Using the records below, count the lines with "的等比数列" in them. Give the number only.

Source records:

::::::

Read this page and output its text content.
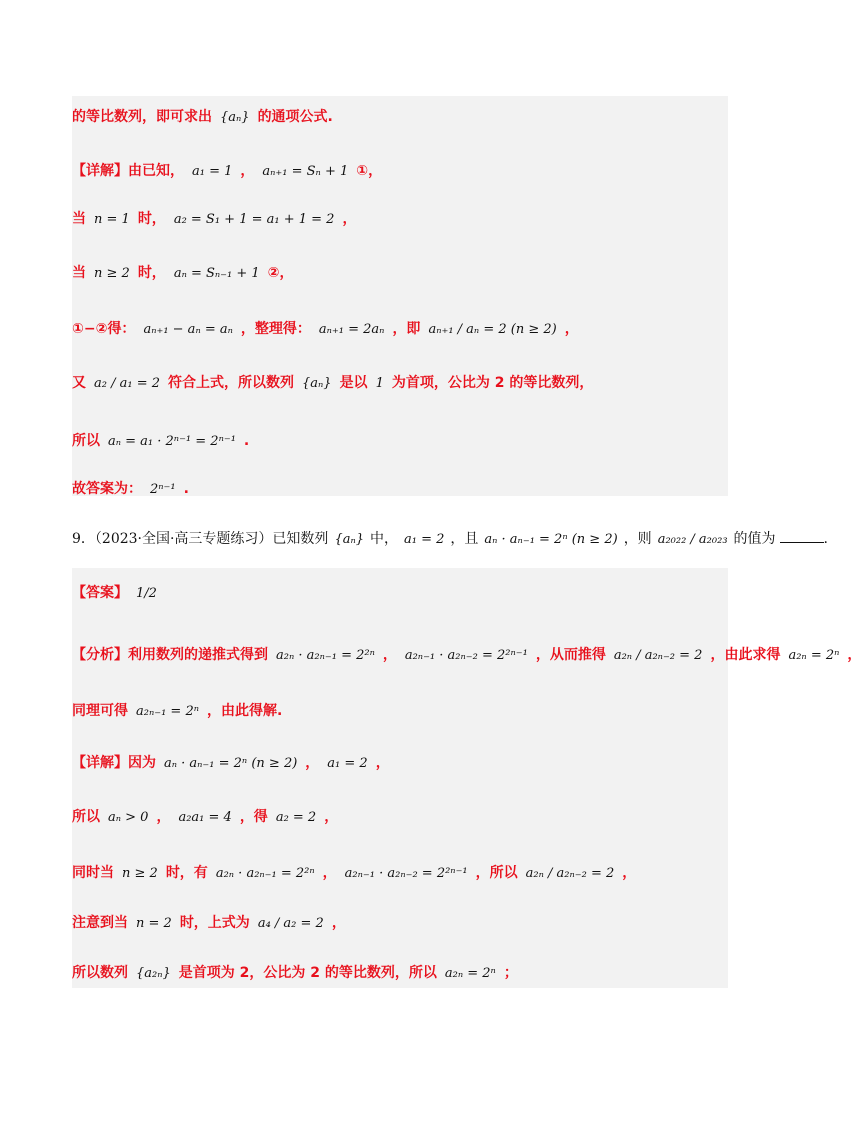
的等比数列，即可求出 {aₙ} 的通项公式.
【详解】由已知， a₁ = 1 ， aₙ₊₁ = Sₙ + 1 ①，
当 n = 1 时， a₂ = S₁ + 1 = a₁ + 1 = 2 ，
当 n ≥ 2 时， aₙ = Sₙ₋₁ + 1 ②，
①−②得： aₙ₊₁ − aₙ = aₙ ，整理得： aₙ₊₁ = 2aₙ ，即 aₙ₊₁ / aₙ = 2 (n ≥ 2) ，
又 a₂ / a₁ = 2 符合上式，所以数列 {aₙ} 是以 1 为首项，公比为 2 的等比数列，
所以 aₙ = a₁ · 2ⁿ⁻¹ = 2ⁿ⁻¹ .
故答案为： 2ⁿ⁻¹ .
9．（2023·全国·高三专题练习）已知数列 {aₙ} 中， a₁ = 2 ，且 aₙ · aₙ₋₁ = 2ⁿ (n ≥ 2) ，则 a₂₀₂₂ / a₂₀₂₃ 的值为	.
【答案】 1/2
【分析】利用数列的递推式得到 a₂ₙ · a₂ₙ₋₁ = 2²ⁿ ， a₂ₙ₋₁ · a₂ₙ₋₂ = 2²ⁿ⁻¹ ，从而推得 a₂ₙ / a₂ₙ₋₂ = 2 ，由此求得 a₂ₙ = 2ⁿ ，
同理可得 a₂ₙ₋₁ = 2ⁿ ，由此得解.
【详解】因为 aₙ · aₙ₋₁ = 2ⁿ (n ≥ 2) ， a₁ = 2 ，
所以 aₙ > 0 ， a₂a₁ = 4 ，得 a₂ = 2 ，
同时当 n ≥ 2 时，有 a₂ₙ · a₂ₙ₋₁ = 2²ⁿ ， a₂ₙ₋₁ · a₂ₙ₋₂ = 2²ⁿ⁻¹ ，所以 a₂ₙ / a₂ₙ₋₂ = 2 ，
注意到当 n = 2 时，上式为 a₄ / a₂ = 2 ，
所以数列 {a₂ₙ} 是首项为 2，公比为 2 的等比数列，所以 a₂ₙ = 2ⁿ ；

::::::

Answer for this exercise: 3